===== Given records

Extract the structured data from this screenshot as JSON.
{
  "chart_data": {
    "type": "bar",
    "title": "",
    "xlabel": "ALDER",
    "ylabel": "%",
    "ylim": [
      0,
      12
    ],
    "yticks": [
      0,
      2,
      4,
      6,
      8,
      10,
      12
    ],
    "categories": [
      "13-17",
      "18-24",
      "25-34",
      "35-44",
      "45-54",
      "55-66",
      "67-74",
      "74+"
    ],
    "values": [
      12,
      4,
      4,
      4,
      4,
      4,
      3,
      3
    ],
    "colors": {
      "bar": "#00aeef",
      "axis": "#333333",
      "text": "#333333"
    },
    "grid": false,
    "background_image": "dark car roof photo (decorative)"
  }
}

==========

Instructions to follow
Extract every entry in the listing word for word.

Reply
Extract the structured data from this screenshot as JSON.
{
  "chart_data": {
    "type": "bar",
    "title": "",
    "xlabel": "ALDER",
    "ylabel": "%",
    "ylim": [
      0,
      12
    ],
    "yticks": [
      0,
      2,
      4,
      6,
      8,
      10,
      12
    ],
    "categories": [
      "13-17",
      "18-24",
      "25-34",
      "35-44",
      "45-54",
      "55-66",
      "67-74",
      "74+"
    ],
    "values": [
      12,
      4,
      4,
      4,
      4,
      4,
      3,
      3
    ],
    "colors": {
      "bar": "#00aeef",
      "axis": "#333333",
      "text": "#333333"
    },
    "grid": false,
    "background_image": "dark car roof photo (decorative)"
  }
}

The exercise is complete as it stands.